**Work instructions**
Answer with a single number: the count of lines that hold "color".

**Record excerpts**
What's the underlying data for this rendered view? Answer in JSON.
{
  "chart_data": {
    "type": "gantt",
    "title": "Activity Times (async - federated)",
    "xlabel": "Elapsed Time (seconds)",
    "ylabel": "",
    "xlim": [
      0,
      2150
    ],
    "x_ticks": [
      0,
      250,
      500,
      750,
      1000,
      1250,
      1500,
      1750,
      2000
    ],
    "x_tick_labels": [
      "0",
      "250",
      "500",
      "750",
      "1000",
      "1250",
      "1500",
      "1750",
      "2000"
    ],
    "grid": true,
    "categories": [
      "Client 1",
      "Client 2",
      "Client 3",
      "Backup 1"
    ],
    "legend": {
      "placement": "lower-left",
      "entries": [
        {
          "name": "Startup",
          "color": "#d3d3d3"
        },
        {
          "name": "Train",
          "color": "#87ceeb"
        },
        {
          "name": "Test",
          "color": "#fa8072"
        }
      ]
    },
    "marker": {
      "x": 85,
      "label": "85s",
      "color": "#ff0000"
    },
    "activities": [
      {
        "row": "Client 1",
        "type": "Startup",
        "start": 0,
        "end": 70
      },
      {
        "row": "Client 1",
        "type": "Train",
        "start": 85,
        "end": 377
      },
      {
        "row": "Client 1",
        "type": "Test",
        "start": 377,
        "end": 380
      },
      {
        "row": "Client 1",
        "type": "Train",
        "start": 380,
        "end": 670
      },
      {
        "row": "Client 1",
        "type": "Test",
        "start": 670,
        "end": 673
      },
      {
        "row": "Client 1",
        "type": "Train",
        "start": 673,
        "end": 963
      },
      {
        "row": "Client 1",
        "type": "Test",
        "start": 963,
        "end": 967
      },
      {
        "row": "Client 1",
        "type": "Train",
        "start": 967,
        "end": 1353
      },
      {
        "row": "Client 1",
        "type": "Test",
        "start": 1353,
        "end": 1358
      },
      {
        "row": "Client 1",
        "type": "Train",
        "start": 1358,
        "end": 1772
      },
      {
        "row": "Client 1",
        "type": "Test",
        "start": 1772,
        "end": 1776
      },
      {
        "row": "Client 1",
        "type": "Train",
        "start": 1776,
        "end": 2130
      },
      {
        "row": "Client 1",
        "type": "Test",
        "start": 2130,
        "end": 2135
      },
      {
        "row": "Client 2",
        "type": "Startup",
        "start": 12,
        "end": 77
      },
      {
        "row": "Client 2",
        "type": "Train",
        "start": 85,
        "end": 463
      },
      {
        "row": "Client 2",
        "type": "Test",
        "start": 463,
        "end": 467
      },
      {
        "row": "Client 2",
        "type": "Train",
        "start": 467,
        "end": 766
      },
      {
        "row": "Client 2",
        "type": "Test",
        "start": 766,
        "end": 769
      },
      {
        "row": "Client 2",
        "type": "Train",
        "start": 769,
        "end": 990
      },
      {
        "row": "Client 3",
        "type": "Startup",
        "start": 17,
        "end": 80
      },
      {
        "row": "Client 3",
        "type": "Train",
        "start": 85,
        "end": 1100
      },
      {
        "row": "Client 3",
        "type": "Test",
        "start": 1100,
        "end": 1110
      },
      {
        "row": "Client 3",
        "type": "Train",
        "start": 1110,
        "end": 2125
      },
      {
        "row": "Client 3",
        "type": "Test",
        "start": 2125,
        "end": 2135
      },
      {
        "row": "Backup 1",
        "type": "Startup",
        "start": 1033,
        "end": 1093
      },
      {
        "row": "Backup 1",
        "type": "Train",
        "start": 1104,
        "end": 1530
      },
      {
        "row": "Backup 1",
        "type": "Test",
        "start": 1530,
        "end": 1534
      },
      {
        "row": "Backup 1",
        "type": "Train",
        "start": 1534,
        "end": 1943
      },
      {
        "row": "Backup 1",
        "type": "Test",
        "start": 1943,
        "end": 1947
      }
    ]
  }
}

**Solution to the exercise**
4